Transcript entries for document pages

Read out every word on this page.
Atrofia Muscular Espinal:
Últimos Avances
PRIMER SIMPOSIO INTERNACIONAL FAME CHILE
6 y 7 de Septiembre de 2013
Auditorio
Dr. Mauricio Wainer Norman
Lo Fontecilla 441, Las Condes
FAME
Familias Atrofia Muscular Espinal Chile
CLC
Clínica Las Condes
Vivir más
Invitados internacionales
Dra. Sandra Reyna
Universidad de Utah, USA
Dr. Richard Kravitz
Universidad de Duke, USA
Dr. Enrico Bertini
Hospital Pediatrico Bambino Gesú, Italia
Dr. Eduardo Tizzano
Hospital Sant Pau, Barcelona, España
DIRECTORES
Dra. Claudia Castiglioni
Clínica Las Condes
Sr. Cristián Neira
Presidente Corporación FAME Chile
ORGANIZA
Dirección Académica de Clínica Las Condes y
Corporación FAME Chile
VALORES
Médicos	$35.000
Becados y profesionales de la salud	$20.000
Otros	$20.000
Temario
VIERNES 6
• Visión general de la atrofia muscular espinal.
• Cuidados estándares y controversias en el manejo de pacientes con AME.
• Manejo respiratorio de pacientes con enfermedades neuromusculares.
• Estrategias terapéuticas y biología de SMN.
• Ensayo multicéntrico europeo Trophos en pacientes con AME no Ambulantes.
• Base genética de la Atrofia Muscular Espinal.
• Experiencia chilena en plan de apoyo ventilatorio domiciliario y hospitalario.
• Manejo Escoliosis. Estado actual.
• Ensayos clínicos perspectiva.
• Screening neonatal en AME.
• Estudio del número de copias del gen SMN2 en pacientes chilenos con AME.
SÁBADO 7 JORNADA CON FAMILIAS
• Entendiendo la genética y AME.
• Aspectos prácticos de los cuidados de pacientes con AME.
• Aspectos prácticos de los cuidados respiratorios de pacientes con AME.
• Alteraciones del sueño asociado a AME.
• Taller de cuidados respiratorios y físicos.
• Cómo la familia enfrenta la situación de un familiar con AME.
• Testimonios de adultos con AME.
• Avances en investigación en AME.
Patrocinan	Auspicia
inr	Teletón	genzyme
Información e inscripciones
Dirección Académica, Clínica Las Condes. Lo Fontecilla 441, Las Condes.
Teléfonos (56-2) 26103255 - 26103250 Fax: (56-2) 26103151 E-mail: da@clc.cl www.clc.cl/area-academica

**Exercise goal**
Top to bottom, the records above must be output exactly.

**Result**
Read out every word on this page.
Atrofia Muscular Espinal:
Últimos Avances
PRIMER SIMPOSIO INTERNACIONAL FAME CHILE
6 y 7 de Septiembre de 2013
Auditorio
Dr. Mauricio Wainer Norman
Lo Fontecilla 441, Las Condes
FAME
Familias Atrofia Muscular Espinal Chile
CLC
Clínica Las Condes
Vivir más
Invitados internacionales
Dra. Sandra Reyna
Universidad de Utah, USA
Dr. Richard Kravitz
Universidad de Duke, USA
Dr. Enrico Bertini
Hospital Pediatrico Bambino Gesú, Italia
Dr. Eduardo Tizzano
Hospital Sant Pau, Barcelona, España
DIRECTORES
Dra. Claudia Castiglioni
Clínica Las Condes
Sr. Cristián Neira
Presidente Corporación FAME Chile
ORGANIZA
Dirección Académica de Clínica Las Condes y
Corporación FAME Chile
VALORES
Médicos	$35.000
Becados y profesionales de la salud	$20.000
Otros	$20.000
Temario
VIERNES 6
• Visión general de la atrofia muscular espinal.
• Cuidados estándares y controversias en el manejo de pacientes con AME.
• Manejo respiratorio de pacientes con enfermedades neuromusculares.
• Estrategias terapéuticas y biología de SMN.
• Ensayo multicéntrico europeo Trophos en pacientes con AME no Ambulantes.
• Base genética de la Atrofia Muscular Espinal.
• Experiencia chilena en plan de apoyo ventilatorio domiciliario y hospitalario.
• Manejo Escoliosis. Estado actual.
• Ensayos clínicos perspectiva.
• Screening neonatal en AME.
• Estudio del número de copias del gen SMN2 en pacientes chilenos con AME.
SÁBADO 7 JORNADA CON FAMILIAS
• Entendiendo la genética y AME.
• Aspectos prácticos de los cuidados de pacientes con AME.
• Aspectos prácticos de los cuidados respiratorios de pacientes con AME.
• Alteraciones del sueño asociado a AME.
• Taller de cuidados respiratorios y físicos.
• Cómo la familia enfrenta la situación de un familiar con AME.
• Testimonios de adultos con AME.
• Avances en investigación en AME.
Patrocinan	Auspicia
inr	Teletón	genzyme
Información e inscripciones
Dirección Académica, Clínica Las Condes. Lo Fontecilla 441, Las Condes.
Teléfonos (56-2) 26103255 - 26103250 Fax: (56-2) 26103151 E-mail: da@clc.cl www.clc.cl/area-academica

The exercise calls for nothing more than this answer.